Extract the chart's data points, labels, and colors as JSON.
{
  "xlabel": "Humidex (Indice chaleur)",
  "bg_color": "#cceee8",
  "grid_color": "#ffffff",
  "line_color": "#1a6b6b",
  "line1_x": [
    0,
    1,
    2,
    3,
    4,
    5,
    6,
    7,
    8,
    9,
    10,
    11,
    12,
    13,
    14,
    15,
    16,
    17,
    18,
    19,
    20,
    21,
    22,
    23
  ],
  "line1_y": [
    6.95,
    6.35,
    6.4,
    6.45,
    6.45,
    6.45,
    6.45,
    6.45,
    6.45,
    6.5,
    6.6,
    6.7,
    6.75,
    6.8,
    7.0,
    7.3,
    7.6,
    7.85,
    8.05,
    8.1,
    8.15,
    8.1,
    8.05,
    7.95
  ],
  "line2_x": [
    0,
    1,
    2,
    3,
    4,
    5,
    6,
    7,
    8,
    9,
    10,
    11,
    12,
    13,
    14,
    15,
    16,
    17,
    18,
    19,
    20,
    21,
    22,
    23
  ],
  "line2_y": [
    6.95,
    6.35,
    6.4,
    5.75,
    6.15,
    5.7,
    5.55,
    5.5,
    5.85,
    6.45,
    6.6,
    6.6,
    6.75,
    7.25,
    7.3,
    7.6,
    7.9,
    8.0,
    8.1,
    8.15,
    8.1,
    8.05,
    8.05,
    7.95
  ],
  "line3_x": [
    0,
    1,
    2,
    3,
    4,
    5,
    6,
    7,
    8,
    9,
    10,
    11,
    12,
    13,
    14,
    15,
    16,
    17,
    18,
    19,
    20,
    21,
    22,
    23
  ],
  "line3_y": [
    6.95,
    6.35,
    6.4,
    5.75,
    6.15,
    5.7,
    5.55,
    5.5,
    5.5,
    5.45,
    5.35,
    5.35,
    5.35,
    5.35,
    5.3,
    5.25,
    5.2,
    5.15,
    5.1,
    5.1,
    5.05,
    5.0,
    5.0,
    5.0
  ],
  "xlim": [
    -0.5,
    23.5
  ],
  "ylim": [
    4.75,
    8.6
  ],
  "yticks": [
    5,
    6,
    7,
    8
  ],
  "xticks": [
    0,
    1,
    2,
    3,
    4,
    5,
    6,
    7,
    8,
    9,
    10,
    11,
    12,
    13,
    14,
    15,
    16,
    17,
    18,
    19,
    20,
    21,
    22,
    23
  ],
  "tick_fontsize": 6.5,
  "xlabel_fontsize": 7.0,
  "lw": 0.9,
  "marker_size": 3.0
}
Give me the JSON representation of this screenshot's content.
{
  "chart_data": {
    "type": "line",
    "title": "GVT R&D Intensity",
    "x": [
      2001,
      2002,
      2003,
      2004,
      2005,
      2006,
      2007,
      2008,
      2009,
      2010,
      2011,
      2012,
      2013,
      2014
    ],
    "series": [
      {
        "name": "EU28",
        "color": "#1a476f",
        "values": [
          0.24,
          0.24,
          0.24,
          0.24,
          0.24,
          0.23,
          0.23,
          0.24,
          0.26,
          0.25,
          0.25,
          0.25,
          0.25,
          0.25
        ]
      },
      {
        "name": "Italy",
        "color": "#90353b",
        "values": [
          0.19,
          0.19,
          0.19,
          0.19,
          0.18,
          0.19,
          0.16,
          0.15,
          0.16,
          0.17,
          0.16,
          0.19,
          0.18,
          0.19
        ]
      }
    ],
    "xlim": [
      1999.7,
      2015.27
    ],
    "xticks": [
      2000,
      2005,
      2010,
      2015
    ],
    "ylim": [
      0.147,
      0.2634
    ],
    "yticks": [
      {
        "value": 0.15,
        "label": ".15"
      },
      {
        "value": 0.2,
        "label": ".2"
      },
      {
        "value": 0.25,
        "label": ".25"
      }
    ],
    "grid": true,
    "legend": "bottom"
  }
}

WHAT THE TASK ASKS → Above are some records; extract every one of them exactly.

RESULT →
Extract the chart's data points, labels, and colors as JSON.
{
  "xlabel": "Humidex (Indice chaleur)",
  "bg_color": "#cceee8",
  "grid_color": "#ffffff",
  "line_color": "#1a6b6b",
  "line1_x": [
    0,
    1,
    2,
    3,
    4,
    5,
    6,
    7,
    8,
    9,
    10,
    11,
    12,
    13,
    14,
    15,
    16,
    17,
    18,
    19,
    20,
    21,
    22,
    23
  ],
  "line1_y": [
    6.95,
    6.35,
    6.4,
    6.45,
    6.45,
    6.45,
    6.45,
    6.45,
    6.45,
    6.5,
    6.6,
    6.7,
    6.75,
    6.8,
    7.0,
    7.3,
    7.6,
    7.85,
    8.05,
    8.1,
    8.15,
    8.1,
    8.05,
    7.95
  ],
  "line2_x": [
    0,
    1,
    2,
    3,
    4,
    5,
    6,
    7,
    8,
    9,
    10,
    11,
    12,
    13,
    14,
    15,
    16,
    17,
    18,
    19,
    20,
    21,
    22,
    23
  ],
  "line2_y": [
    6.95,
    6.35,
    6.4,
    5.75,
    6.15,
    5.7,
    5.55,
    5.5,
    5.85,
    6.45,
    6.6,
    6.6,
    6.75,
    7.25,
    7.3,
    7.6,
    7.9,
    8.0,
    8.1,
    8.15,
    8.1,
    8.05,
    8.05,
    7.95
  ],
  "line3_x": [
    0,
    1,
    2,
    3,
    4,
    5,
    6,
    7,
    8,
    9,
    10,
    11,
    12,
    13,
    14,
    15,
    16,
    17,
    18,
    19,
    20,
    21,
    22,
    23
  ],
  "line3_y": [
    6.95,
    6.35,
    6.4,
    5.75,
    6.15,
    5.7,
    5.55,
    5.5,
    5.5,
    5.45,
    5.35,
    5.35,
    5.35,
    5.35,
    5.3,
    5.25,
    5.2,
    5.15,
    5.1,
    5.1,
    5.05,
    5.0,
    5.0,
    5.0
  ],
  "xlim": [
    -0.5,
    23.5
  ],
  "ylim": [
    4.75,
    8.6
  ],
  "yticks": [
    5,
    6,
    7,
    8
  ],
  "xticks": [
    0,
    1,
    2,
    3,
    4,
    5,
    6,
    7,
    8,
    9,
    10,
    11,
    12,
    13,
    14,
    15,
    16,
    17,
    18,
    19,
    20,
    21,
    22,
    23
  ],
  "tick_fontsize": 6.5,
  "xlabel_fontsize": 7.0,
  "lw": 0.9,
  "marker_size": 3.0
}
Give me the JSON representation of this screenshot's content.
{
  "chart_data": {
    "type": "line",
    "title": "GVT R&D Intensity",
    "x": [
      2001,
      2002,
      2003,
      2004,
      2005,
      2006,
      2007,
      2008,
      2009,
      2010,
      2011,
      2012,
      2013,
      2014
    ],
    "series": [
      {
        "name": "EU28",
        "color": "#1a476f",
        "values": [
          0.24,
          0.24,
          0.24,
          0.24,
          0.24,
          0.23,
          0.23,
          0.24,
          0.26,
          0.25,
          0.25,
          0.25,
          0.25,
          0.25
        ]
      },
      {
        "name": "Italy",
        "color": "#90353b",
        "values": [
          0.19,
          0.19,
          0.19,
          0.19,
          0.18,
          0.19,
          0.16,
          0.15,
          0.16,
          0.17,
          0.16,
          0.19,
          0.18,
          0.19
        ]
      }
    ],
    "xlim": [
      1999.7,
      2015.27
    ],
    "xticks": [
      2000,
      2005,
      2010,
      2015
    ],
    "ylim": [
      0.147,
      0.2634
    ],
    "yticks": [
      {
        "value": 0.15,
        "label": ".15"
      },
      {
        "value": 0.2,
        "label": ".2"
      },
      {
        "value": 0.25,
        "label": ".25"
      }
    ],
    "grid": true,
    "legend": "bottom"
  }
}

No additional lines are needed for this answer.